→ **Task directions**
Find every line in the records that holds the string "exploded". Copy each one.

→ **Records for the exercise**
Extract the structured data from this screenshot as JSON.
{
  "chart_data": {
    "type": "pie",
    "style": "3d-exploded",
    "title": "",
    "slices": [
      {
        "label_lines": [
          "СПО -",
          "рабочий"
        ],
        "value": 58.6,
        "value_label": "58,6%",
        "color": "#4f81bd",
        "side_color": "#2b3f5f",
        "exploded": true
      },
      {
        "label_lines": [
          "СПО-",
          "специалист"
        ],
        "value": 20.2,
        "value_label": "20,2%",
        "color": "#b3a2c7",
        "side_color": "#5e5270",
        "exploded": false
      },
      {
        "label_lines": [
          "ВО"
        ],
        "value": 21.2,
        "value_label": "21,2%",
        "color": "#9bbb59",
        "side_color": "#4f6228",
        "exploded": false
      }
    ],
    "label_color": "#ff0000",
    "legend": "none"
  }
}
--
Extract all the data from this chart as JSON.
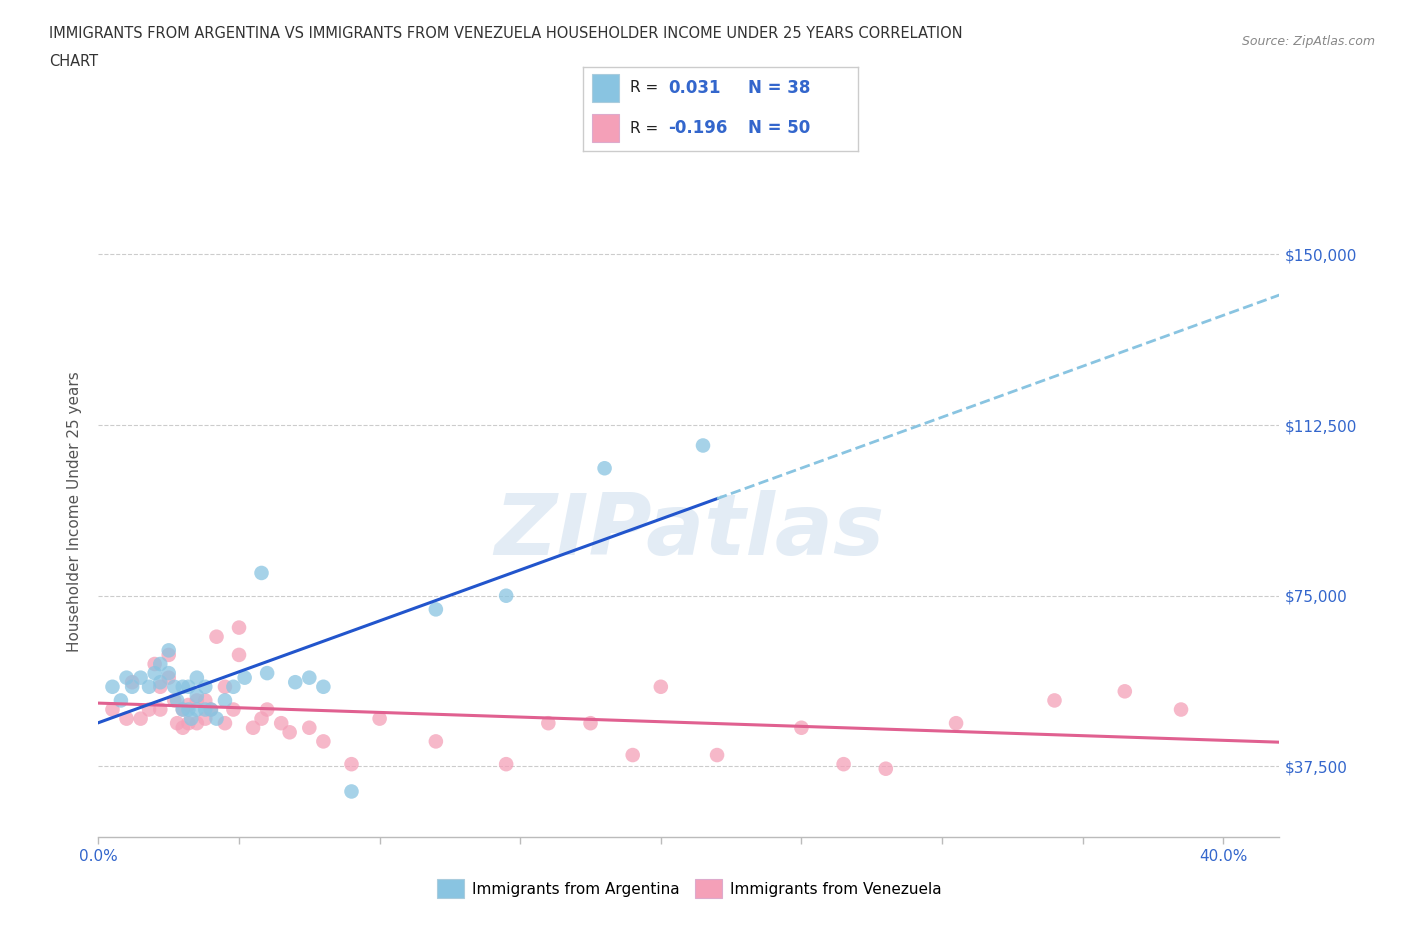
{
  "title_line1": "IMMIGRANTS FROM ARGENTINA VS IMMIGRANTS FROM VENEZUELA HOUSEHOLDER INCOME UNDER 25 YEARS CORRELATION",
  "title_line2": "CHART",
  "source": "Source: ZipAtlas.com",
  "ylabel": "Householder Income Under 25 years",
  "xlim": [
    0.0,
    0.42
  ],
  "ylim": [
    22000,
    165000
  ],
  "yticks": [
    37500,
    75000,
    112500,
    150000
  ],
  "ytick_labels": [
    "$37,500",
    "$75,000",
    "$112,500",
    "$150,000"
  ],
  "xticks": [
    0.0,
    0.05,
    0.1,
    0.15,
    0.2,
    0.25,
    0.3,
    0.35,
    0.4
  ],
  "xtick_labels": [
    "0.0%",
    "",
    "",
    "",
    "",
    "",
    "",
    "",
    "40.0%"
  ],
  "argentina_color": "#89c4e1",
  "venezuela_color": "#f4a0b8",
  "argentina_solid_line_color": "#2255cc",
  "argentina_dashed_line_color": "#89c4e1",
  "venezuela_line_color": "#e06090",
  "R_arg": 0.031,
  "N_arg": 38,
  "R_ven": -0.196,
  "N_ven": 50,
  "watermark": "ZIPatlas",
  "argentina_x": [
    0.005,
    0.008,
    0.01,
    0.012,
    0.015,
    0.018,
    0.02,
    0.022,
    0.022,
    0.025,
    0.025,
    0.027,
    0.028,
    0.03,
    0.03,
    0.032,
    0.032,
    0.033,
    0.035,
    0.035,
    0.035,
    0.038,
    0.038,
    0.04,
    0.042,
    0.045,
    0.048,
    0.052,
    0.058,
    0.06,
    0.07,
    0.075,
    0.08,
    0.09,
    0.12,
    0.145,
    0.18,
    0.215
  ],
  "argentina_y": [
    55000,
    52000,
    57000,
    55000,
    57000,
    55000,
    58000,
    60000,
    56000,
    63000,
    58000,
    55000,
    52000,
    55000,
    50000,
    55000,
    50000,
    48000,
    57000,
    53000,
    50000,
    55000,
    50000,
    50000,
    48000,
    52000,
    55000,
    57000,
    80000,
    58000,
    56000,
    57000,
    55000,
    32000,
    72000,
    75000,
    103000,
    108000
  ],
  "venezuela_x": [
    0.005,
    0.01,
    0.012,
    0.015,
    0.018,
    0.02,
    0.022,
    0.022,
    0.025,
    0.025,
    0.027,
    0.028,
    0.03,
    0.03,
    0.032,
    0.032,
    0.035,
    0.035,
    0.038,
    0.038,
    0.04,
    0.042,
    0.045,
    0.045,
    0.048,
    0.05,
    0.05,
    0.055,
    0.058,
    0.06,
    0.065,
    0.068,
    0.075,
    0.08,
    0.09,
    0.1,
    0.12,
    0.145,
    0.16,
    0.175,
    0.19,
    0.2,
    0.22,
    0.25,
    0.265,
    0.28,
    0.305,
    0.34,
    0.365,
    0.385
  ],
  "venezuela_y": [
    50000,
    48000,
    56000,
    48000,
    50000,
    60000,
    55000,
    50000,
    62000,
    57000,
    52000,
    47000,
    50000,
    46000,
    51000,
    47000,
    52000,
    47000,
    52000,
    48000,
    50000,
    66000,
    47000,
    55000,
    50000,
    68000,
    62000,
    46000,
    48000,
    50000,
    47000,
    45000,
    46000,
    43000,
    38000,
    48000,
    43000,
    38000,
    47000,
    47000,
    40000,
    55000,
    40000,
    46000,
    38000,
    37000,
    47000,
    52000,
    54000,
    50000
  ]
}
==
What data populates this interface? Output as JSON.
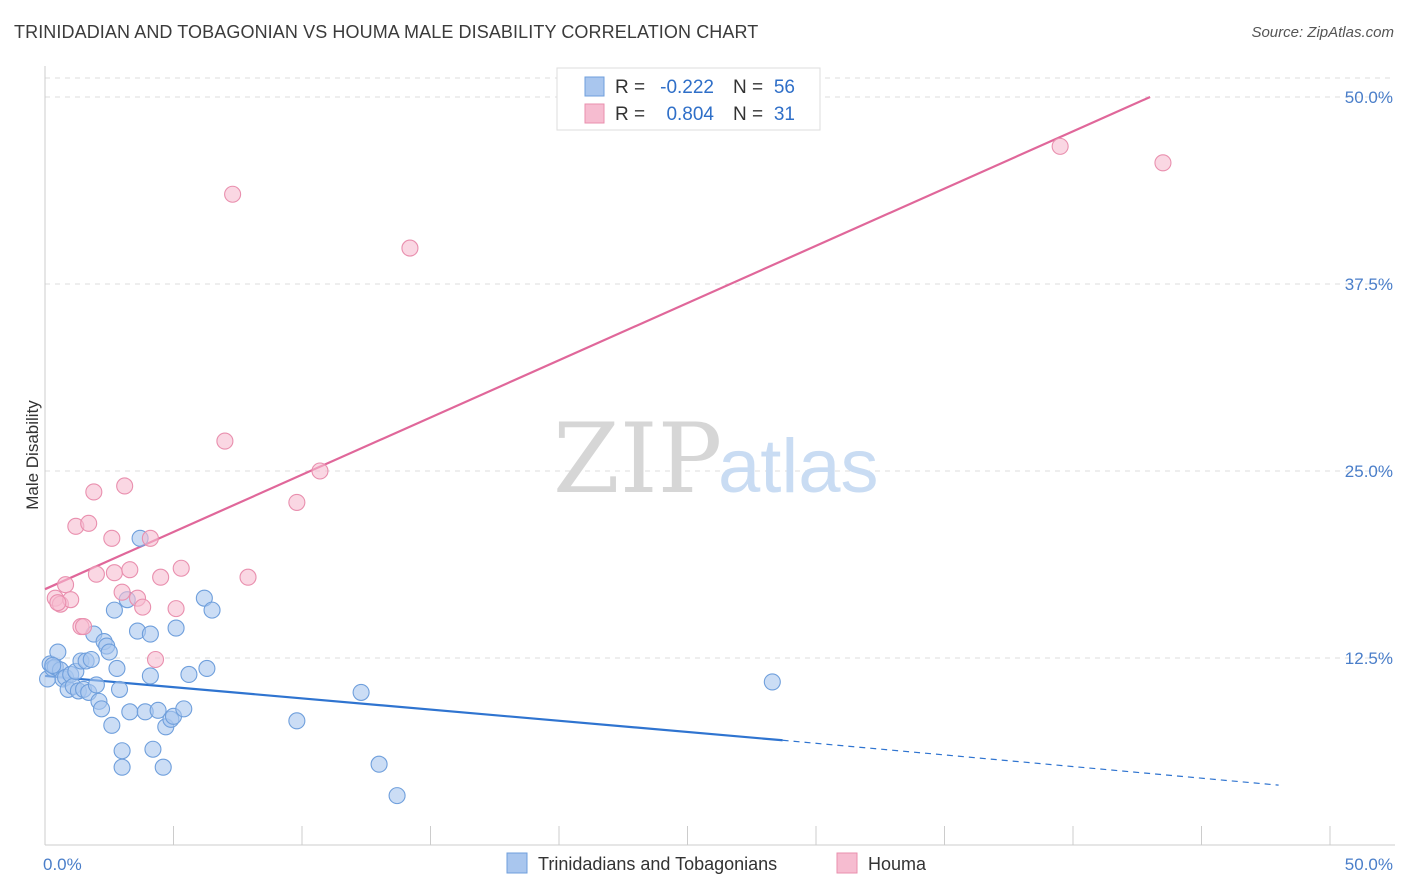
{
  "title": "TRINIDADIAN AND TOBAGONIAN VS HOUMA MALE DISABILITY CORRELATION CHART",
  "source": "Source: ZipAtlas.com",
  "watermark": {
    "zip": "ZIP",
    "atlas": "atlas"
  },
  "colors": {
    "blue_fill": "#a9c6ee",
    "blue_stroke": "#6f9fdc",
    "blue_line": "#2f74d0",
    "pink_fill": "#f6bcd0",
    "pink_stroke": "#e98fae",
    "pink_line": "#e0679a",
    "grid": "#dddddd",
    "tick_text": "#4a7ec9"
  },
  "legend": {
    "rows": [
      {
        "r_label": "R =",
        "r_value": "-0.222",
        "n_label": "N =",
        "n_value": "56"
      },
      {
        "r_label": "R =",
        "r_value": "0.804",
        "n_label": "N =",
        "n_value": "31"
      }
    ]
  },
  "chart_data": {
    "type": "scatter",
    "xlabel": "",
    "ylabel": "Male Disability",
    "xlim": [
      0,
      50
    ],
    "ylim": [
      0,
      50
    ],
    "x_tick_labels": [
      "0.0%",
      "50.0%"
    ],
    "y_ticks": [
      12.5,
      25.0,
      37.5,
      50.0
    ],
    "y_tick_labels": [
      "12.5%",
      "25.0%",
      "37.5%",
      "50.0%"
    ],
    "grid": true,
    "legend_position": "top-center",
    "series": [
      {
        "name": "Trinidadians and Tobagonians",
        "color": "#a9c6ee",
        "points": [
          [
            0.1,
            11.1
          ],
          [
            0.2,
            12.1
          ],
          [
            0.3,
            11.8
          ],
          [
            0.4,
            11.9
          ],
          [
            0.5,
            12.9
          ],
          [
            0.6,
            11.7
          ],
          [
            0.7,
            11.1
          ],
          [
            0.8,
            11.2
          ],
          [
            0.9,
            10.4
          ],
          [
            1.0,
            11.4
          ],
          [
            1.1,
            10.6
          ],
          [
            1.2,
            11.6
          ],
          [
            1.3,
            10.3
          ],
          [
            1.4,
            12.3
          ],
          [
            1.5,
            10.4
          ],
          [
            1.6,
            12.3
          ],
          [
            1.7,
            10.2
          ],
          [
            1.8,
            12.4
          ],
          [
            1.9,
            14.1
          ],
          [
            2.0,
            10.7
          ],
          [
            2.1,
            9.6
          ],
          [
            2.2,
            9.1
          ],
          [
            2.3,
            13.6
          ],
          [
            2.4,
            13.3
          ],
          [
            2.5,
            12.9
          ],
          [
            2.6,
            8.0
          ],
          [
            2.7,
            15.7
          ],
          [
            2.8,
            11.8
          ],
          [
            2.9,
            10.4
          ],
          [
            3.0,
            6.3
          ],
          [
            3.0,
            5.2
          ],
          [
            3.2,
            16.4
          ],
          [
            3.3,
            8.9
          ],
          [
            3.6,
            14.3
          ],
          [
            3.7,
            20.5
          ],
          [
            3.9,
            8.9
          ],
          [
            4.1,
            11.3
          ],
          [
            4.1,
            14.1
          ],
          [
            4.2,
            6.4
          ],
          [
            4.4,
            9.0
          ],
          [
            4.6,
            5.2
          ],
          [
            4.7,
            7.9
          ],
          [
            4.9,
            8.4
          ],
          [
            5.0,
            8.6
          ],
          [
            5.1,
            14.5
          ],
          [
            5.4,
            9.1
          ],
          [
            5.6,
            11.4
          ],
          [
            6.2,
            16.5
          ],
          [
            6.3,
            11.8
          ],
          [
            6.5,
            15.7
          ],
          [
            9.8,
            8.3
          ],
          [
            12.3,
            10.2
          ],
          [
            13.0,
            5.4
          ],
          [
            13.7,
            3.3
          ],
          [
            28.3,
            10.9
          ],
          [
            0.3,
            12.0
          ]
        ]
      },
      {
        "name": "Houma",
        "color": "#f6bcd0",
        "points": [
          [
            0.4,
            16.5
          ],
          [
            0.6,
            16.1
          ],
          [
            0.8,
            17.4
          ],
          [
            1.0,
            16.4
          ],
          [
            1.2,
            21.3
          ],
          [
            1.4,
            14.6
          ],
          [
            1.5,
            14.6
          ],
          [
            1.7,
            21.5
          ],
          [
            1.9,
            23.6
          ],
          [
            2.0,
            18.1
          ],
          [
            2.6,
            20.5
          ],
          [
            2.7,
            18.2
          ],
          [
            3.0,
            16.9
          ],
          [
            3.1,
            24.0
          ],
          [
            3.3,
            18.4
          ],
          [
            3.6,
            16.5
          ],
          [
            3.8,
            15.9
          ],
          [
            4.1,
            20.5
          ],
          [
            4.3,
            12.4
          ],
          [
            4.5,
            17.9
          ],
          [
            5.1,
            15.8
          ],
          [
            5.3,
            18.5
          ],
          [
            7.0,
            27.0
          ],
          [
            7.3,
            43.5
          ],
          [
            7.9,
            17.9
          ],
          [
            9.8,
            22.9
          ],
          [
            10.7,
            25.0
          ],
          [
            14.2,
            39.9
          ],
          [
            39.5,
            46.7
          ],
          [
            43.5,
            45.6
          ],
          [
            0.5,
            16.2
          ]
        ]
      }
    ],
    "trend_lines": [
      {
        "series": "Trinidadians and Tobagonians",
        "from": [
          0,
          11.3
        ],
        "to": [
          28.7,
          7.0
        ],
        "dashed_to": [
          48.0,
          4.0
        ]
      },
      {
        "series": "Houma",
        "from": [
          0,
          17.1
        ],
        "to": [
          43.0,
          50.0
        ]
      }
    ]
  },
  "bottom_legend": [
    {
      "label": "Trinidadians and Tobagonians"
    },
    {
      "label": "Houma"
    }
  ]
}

→ **Response to the exercise**
    "style": "3d-exploded",
        "exploded": true
        "exploded": false
        "exploded": false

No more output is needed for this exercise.